» **Task objective**
Give back all of the data unchanged. Keep every word as it is.
BEGIN Entries supplied
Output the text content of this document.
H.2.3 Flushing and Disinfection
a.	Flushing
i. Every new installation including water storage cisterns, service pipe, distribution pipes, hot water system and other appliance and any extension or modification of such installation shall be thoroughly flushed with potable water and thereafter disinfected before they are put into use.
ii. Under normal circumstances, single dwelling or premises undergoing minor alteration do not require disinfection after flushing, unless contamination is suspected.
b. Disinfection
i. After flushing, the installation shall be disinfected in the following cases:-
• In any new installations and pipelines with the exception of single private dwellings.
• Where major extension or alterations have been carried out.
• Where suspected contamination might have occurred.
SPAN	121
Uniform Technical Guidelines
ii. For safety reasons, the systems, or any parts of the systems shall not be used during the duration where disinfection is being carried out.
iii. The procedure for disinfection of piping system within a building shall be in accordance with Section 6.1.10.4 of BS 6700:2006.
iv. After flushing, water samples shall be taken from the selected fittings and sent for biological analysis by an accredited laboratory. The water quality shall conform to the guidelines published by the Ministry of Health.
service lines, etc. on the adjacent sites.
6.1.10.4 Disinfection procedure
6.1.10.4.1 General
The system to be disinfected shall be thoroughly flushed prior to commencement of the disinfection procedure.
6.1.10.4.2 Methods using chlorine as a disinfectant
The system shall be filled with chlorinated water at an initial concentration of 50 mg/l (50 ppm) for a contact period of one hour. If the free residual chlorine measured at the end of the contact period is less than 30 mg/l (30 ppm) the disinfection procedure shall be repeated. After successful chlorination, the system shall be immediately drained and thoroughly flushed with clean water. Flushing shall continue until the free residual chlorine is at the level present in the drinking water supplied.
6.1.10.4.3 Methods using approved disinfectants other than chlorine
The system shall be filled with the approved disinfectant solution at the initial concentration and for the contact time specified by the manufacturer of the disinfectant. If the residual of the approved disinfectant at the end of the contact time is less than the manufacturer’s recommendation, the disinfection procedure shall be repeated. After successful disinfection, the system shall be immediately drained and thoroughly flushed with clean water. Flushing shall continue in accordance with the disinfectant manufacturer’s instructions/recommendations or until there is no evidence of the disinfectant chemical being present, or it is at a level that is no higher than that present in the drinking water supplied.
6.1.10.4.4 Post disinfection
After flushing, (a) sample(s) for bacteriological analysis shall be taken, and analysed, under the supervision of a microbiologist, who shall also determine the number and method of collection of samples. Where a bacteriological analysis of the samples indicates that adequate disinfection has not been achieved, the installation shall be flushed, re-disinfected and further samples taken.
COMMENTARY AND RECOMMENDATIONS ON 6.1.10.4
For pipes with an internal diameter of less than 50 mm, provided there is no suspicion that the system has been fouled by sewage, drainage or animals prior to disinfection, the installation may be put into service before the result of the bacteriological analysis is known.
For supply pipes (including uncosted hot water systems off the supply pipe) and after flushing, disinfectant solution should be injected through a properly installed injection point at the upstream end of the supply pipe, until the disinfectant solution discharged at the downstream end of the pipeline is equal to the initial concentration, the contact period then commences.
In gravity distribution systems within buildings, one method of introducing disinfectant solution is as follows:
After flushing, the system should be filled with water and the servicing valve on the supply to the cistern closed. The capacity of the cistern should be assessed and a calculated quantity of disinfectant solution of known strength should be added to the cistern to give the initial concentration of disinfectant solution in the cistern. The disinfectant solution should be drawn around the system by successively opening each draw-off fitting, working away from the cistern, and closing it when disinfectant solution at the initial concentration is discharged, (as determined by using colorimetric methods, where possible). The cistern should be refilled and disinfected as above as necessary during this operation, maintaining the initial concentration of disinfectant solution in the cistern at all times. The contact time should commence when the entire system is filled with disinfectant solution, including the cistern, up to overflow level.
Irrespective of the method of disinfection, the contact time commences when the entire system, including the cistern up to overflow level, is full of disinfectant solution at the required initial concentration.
END Entries supplied
» **Result of this exercise**
Output the text content of this document.
H.2.3 Flushing and Disinfection
a.	Flushing
i. Every new installation including water storage cisterns, service pipe, distribution pipes, hot water system and other appliance and any extension or modification of such installation shall be thoroughly flushed with potable water and thereafter disinfected before they are put into use.
ii. Under normal circumstances, single dwelling or premises undergoing minor alteration do not require disinfection after flushing, unless contamination is suspected.
b. Disinfection
i. After flushing, the installation shall be disinfected in the following cases:-
• In any new installations and pipelines with the exception of single private dwellings.
• Where major extension or alterations have been carried out.
• Where suspected contamination might have occurred.
SPAN	121
Uniform Technical Guidelines
ii. For safety reasons, the systems, or any parts of the systems shall not be used during the duration where disinfection is being carried out.
iii. The procedure for disinfection of piping system within a building shall be in accordance with Section 6.1.10.4 of BS 6700:2006.
iv. After flushing, water samples shall be taken from the selected fittings and sent for biological analysis by an accredited laboratory. The water quality shall conform to the guidelines published by the Ministry of Health.
service lines, etc. on the adjacent sites.
6.1.10.4 Disinfection procedure
6.1.10.4.1 General
The system to be disinfected shall be thoroughly flushed prior to commencement of the disinfection procedure.
6.1.10.4.2 Methods using chlorine as a disinfectant
The system shall be filled with chlorinated water at an initial concentration of 50 mg/l (50 ppm) for a contact period of one hour. If the free residual chlorine measured at the end of the contact period is less than 30 mg/l (30 ppm) the disinfection procedure shall be repeated. After successful chlorination, the system shall be immediately drained and thoroughly flushed with clean water. Flushing shall continue until the free residual chlorine is at the level present in the drinking water supplied.
6.1.10.4.3 Methods using approved disinfectants other than chlorine
The system shall be filled with the approved disinfectant solution at the initial concentration and for the contact time specified by the manufacturer of the disinfectant. If the residual of the approved disinfectant at the end of the contact time is less than the manufacturer’s recommendation, the disinfection procedure shall be repeated. After successful disinfection, the system shall be immediately drained and thoroughly flushed with clean water. Flushing shall continue in accordance with the disinfectant manufacturer’s instructions/recommendations or until there is no evidence of the disinfectant chemical being present, or it is at a level that is no higher than that present in the drinking water supplied.
6.1.10.4.4 Post disinfection
After flushing, (a) sample(s) for bacteriological analysis shall be taken, and analysed, under the supervision of a microbiologist, who shall also determine the number and method of collection of samples. Where a bacteriological analysis of the samples indicates that adequate disinfection has not been achieved, the installation shall be flushed, re-disinfected and further samples taken.
COMMENTARY AND RECOMMENDATIONS ON 6.1.10.4
For pipes with an internal diameter of less than 50 mm, provided there is no suspicion that the system has been fouled by sewage, drainage or animals prior to disinfection, the installation may be put into service before the result of the bacteriological analysis is known.
For supply pipes (including uncosted hot water systems off the supply pipe) and after flushing, disinfectant solution should be injected through a properly installed injection point at the upstream end of the supply pipe, until the disinfectant solution discharged at the downstream end of the pipeline is equal to the initial concentration, the contact period then commences.
In gravity distribution systems within buildings, one method of introducing disinfectant solution is as follows:
After flushing, the system should be filled with water and the servicing valve on the supply to the cistern closed. The capacity of the cistern should be assessed and a calculated quantity of disinfectant solution of known strength should be added to the cistern to give the initial concentration of disinfectant solution in the cistern. The disinfectant solution should be drawn around the system by successively opening each draw-off fitting, working away from the cistern, and closing it when disinfectant solution at the initial concentration is discharged, (as determined by using colorimetric methods, where possible). The cistern should be refilled and disinfected as above as necessary during this operation, maintaining the initial concentration of disinfectant solution in the cistern at all times. The contact time should commence when the entire system is filled with disinfectant solution, including the cistern, up to overflow level.
Irrespective of the method of disinfection, the contact time commences when the entire system, including the cistern up to overflow level, is full of disinfectant solution at the required initial concentration.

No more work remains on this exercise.